▶ [INFORMATION GIVEN]:
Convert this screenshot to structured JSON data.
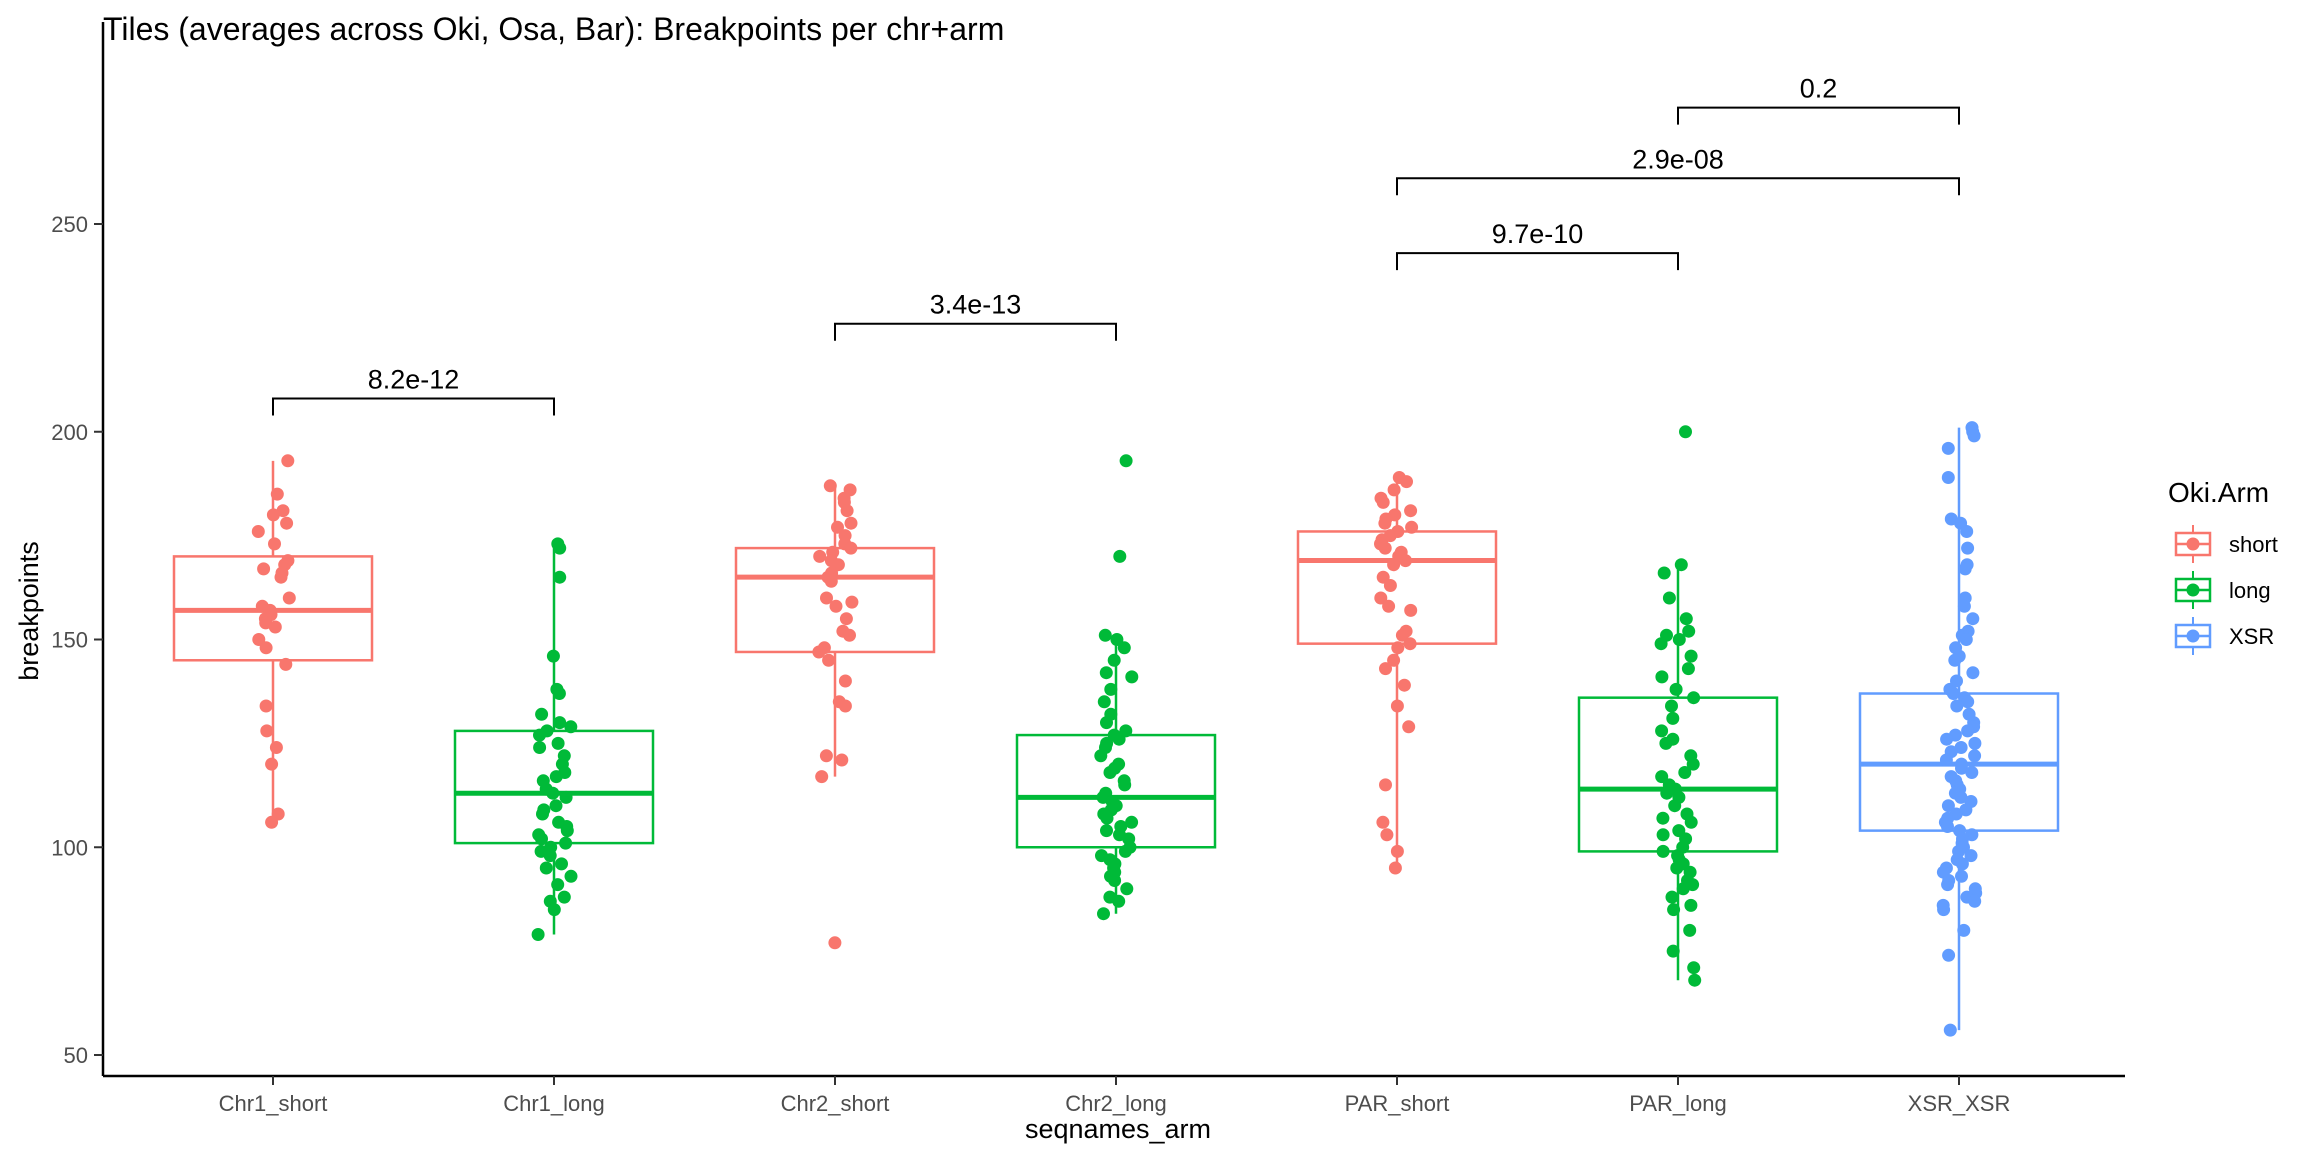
{
  "chart_data": {
    "type": "box",
    "title": "Tiles (averages across Oki, Osa, Bar): Breakpoints per chr+arm",
    "xlabel": "seqnames_arm",
    "ylabel": "breakpoints",
    "ylim": [
      45,
      280
    ],
    "yticks": [
      50,
      100,
      150,
      200,
      250
    ],
    "grid": false,
    "legend": {
      "title": "Oki.Arm",
      "placement": "right",
      "entries": [
        {
          "name": "short",
          "color": "#F8766D"
        },
        {
          "name": "long",
          "color": "#00BA38"
        },
        {
          "name": "XSR",
          "color": "#619CFF"
        }
      ]
    },
    "categories": [
      "Chr1_short",
      "Chr1_long",
      "Chr2_short",
      "Chr2_long",
      "PAR_short",
      "PAR_long",
      "XSR_XSR"
    ],
    "boxes": [
      {
        "category": "Chr1_short",
        "group": "short",
        "whisker_low": 106,
        "q1": 145,
        "median": 157,
        "q3": 170,
        "whisker_high": 193,
        "points": [
          193,
          185,
          181,
          180,
          178,
          176,
          173,
          169,
          168,
          167,
          166,
          165,
          160,
          158,
          157,
          156,
          155,
          154,
          153,
          150,
          148,
          144,
          134,
          128,
          124,
          120,
          108,
          106
        ]
      },
      {
        "category": "Chr1_long",
        "group": "long",
        "whisker_low": 79,
        "q1": 101,
        "median": 113,
        "q3": 128,
        "whisker_high": 173,
        "points": [
          173,
          172,
          165,
          146,
          138,
          137,
          132,
          130,
          129,
          128,
          127,
          125,
          124,
          122,
          120,
          118,
          117,
          116,
          114,
          113,
          112,
          110,
          109,
          108,
          106,
          105,
          104,
          103,
          102,
          101,
          100,
          99,
          98,
          96,
          95,
          93,
          91,
          88,
          87,
          85,
          79
        ]
      },
      {
        "category": "Chr2_short",
        "group": "short",
        "whisker_low": 117,
        "q1": 147,
        "median": 165,
        "q3": 172,
        "whisker_high": 187,
        "points": [
          187,
          186,
          184,
          183,
          181,
          178,
          177,
          175,
          173,
          172,
          171,
          170,
          169,
          168,
          166,
          165,
          164,
          160,
          159,
          158,
          155,
          152,
          151,
          148,
          147,
          145,
          140,
          135,
          134,
          122,
          121,
          117,
          77
        ]
      },
      {
        "category": "Chr2_long",
        "group": "long",
        "whisker_low": 84,
        "q1": 100,
        "median": 112,
        "q3": 127,
        "whisker_high": 151,
        "points": [
          193,
          170,
          151,
          150,
          148,
          145,
          142,
          141,
          138,
          135,
          132,
          130,
          128,
          127,
          126,
          125,
          124,
          122,
          120,
          119,
          118,
          116,
          115,
          113,
          112,
          111,
          110,
          109,
          108,
          107,
          106,
          105,
          104,
          103,
          102,
          100,
          99,
          98,
          97,
          96,
          95,
          94,
          93,
          92,
          90,
          88,
          87,
          84
        ]
      },
      {
        "category": "PAR_short",
        "group": "short",
        "whisker_low": 95,
        "q1": 149,
        "median": 169,
        "q3": 176,
        "whisker_high": 189,
        "points": [
          189,
          188,
          186,
          184,
          183,
          181,
          180,
          179,
          178,
          177,
          176,
          175,
          174,
          173,
          172,
          171,
          170,
          169,
          168,
          165,
          163,
          160,
          158,
          157,
          152,
          151,
          149,
          148,
          145,
          143,
          139,
          134,
          129,
          115,
          106,
          103,
          99,
          95
        ]
      },
      {
        "category": "PAR_long",
        "group": "long",
        "whisker_low": 68,
        "q1": 99,
        "median": 114,
        "q3": 136,
        "whisker_high": 168,
        "points": [
          200,
          168,
          166,
          160,
          155,
          152,
          151,
          150,
          149,
          146,
          143,
          141,
          138,
          136,
          134,
          131,
          128,
          126,
          125,
          122,
          120,
          118,
          117,
          115,
          114,
          113,
          112,
          110,
          108,
          107,
          106,
          104,
          103,
          102,
          100,
          99,
          98,
          97,
          96,
          95,
          94,
          92,
          91,
          90,
          88,
          86,
          85,
          80,
          75,
          71,
          68
        ]
      },
      {
        "category": "XSR_XSR",
        "group": "XSR",
        "whisker_low": 56,
        "q1": 104,
        "median": 120,
        "q3": 137,
        "whisker_high": 201,
        "points": [
          201,
          200,
          199,
          196,
          189,
          179,
          178,
          176,
          172,
          168,
          167,
          160,
          158,
          155,
          152,
          151,
          150,
          148,
          146,
          145,
          142,
          140,
          138,
          137,
          136,
          135,
          134,
          132,
          130,
          129,
          128,
          127,
          126,
          125,
          124,
          123,
          122,
          121,
          120,
          119,
          118,
          117,
          116,
          115,
          114,
          113,
          112,
          111,
          110,
          109,
          108,
          107,
          106,
          105,
          104,
          103,
          102,
          101,
          100,
          99,
          98,
          97,
          96,
          95,
          94,
          93,
          92,
          91,
          90,
          89,
          88,
          87,
          86,
          85,
          80,
          74,
          56
        ]
      }
    ],
    "comparisons": [
      {
        "from": "Chr1_short",
        "to": "Chr1_long",
        "label": "8.2e-12",
        "y": 208
      },
      {
        "from": "Chr2_short",
        "to": "Chr2_long",
        "label": "3.4e-13",
        "y": 226
      },
      {
        "from": "PAR_short",
        "to": "PAR_long",
        "label": "9.7e-10",
        "y": 243
      },
      {
        "from": "PAR_short",
        "to": "XSR_XSR",
        "label": "2.9e-08",
        "y": 261
      },
      {
        "from": "PAR_long",
        "to": "XSR_XSR",
        "label": "0.2",
        "y": 278
      }
    ]
  }
}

▶ [DIRECTIVE]: With the pictures left out, transcribe the material exactly.

▶ [ANSWER BELOW]:
Convert this screenshot to structured JSON data.
{
  "chart_data": {
    "type": "box",
    "title": "Tiles (averages across Oki, Osa, Bar): Breakpoints per chr+arm",
    "xlabel": "seqnames_arm",
    "ylabel": "breakpoints",
    "ylim": [
      45,
      280
    ],
    "yticks": [
      50,
      100,
      150,
      200,
      250
    ],
    "grid": false,
    "legend": {
      "title": "Oki.Arm",
      "placement": "right",
      "entries": [
        {
          "name": "short",
          "color": "#F8766D"
        },
        {
          "name": "long",
          "color": "#00BA38"
        },
        {
          "name": "XSR",
          "color": "#619CFF"
        }
      ]
    },
    "categories": [
      "Chr1_short",
      "Chr1_long",
      "Chr2_short",
      "Chr2_long",
      "PAR_short",
      "PAR_long",
      "XSR_XSR"
    ],
    "boxes": [
      {
        "category": "Chr1_short",
        "group": "short",
        "whisker_low": 106,
        "q1": 145,
        "median": 157,
        "q3": 170,
        "whisker_high": 193,
        "points": [
          193,
          185,
          181,
          180,
          178,
          176,
          173,
          169,
          168,
          167,
          166,
          165,
          160,
          158,
          157,
          156,
          155,
          154,
          153,
          150,
          148,
          144,
          134,
          128,
          124,
          120,
          108,
          106
        ]
      },
      {
        "category": "Chr1_long",
        "group": "long",
        "whisker_low": 79,
        "q1": 101,
        "median": 113,
        "q3": 128,
        "whisker_high": 173,
        "points": [
          173,
          172,
          165,
          146,
          138,
          137,
          132,
          130,
          129,
          128,
          127,
          125,
          124,
          122,
          120,
          118,
          117,
          116,
          114,
          113,
          112,
          110,
          109,
          108,
          106,
          105,
          104,
          103,
          102,
          101,
          100,
          99,
          98,
          96,
          95,
          93,
          91,
          88,
          87,
          85,
          79
        ]
      },
      {
        "category": "Chr2_short",
        "group": "short",
        "whisker_low": 117,
        "q1": 147,
        "median": 165,
        "q3": 172,
        "whisker_high": 187,
        "points": [
          187,
          186,
          184,
          183,
          181,
          178,
          177,
          175,
          173,
          172,
          171,
          170,
          169,
          168,
          166,
          165,
          164,
          160,
          159,
          158,
          155,
          152,
          151,
          148,
          147,
          145,
          140,
          135,
          134,
          122,
          121,
          117,
          77
        ]
      },
      {
        "category": "Chr2_long",
        "group": "long",
        "whisker_low": 84,
        "q1": 100,
        "median": 112,
        "q3": 127,
        "whisker_high": 151,
        "points": [
          193,
          170,
          151,
          150,
          148,
          145,
          142,
          141,
          138,
          135,
          132,
          130,
          128,
          127,
          126,
          125,
          124,
          122,
          120,
          119,
          118,
          116,
          115,
          113,
          112,
          111,
          110,
          109,
          108,
          107,
          106,
          105,
          104,
          103,
          102,
          100,
          99,
          98,
          97,
          96,
          95,
          94,
          93,
          92,
          90,
          88,
          87,
          84
        ]
      },
      {
        "category": "PAR_short",
        "group": "short",
        "whisker_low": 95,
        "q1": 149,
        "median": 169,
        "q3": 176,
        "whisker_high": 189,
        "points": [
          189,
          188,
          186,
          184,
          183,
          181,
          180,
          179,
          178,
          177,
          176,
          175,
          174,
          173,
          172,
          171,
          170,
          169,
          168,
          165,
          163,
          160,
          158,
          157,
          152,
          151,
          149,
          148,
          145,
          143,
          139,
          134,
          129,
          115,
          106,
          103,
          99,
          95
        ]
      },
      {
        "category": "PAR_long",
        "group": "long",
        "whisker_low": 68,
        "q1": 99,
        "median": 114,
        "q3": 136,
        "whisker_high": 168,
        "points": [
          200,
          168,
          166,
          160,
          155,
          152,
          151,
          150,
          149,
          146,
          143,
          141,
          138,
          136,
          134,
          131,
          128,
          126,
          125,
          122,
          120,
          118,
          117,
          115,
          114,
          113,
          112,
          110,
          108,
          107,
          106,
          104,
          103,
          102,
          100,
          99,
          98,
          97,
          96,
          95,
          94,
          92,
          91,
          90,
          88,
          86,
          85,
          80,
          75,
          71,
          68
        ]
      },
      {
        "category": "XSR_XSR",
        "group": "XSR",
        "whisker_low": 56,
        "q1": 104,
        "median": 120,
        "q3": 137,
        "whisker_high": 201,
        "points": [
          201,
          200,
          199,
          196,
          189,
          179,
          178,
          176,
          172,
          168,
          167,
          160,
          158,
          155,
          152,
          151,
          150,
          148,
          146,
          145,
          142,
          140,
          138,
          137,
          136,
          135,
          134,
          132,
          130,
          129,
          128,
          127,
          126,
          125,
          124,
          123,
          122,
          121,
          120,
          119,
          118,
          117,
          116,
          115,
          114,
          113,
          112,
          111,
          110,
          109,
          108,
          107,
          106,
          105,
          104,
          103,
          102,
          101,
          100,
          99,
          98,
          97,
          96,
          95,
          94,
          93,
          92,
          91,
          90,
          89,
          88,
          87,
          86,
          85,
          80,
          74,
          56
        ]
      }
    ],
    "comparisons": [
      {
        "from": "Chr1_short",
        "to": "Chr1_long",
        "label": "8.2e-12",
        "y": 208
      },
      {
        "from": "Chr2_short",
        "to": "Chr2_long",
        "label": "3.4e-13",
        "y": 226
      },
      {
        "from": "PAR_short",
        "to": "PAR_long",
        "label": "9.7e-10",
        "y": 243
      },
      {
        "from": "PAR_short",
        "to": "XSR_XSR",
        "label": "2.9e-08",
        "y": 261
      },
      {
        "from": "PAR_long",
        "to": "XSR_XSR",
        "label": "0.2",
        "y": 278
      }
    ]
  }
}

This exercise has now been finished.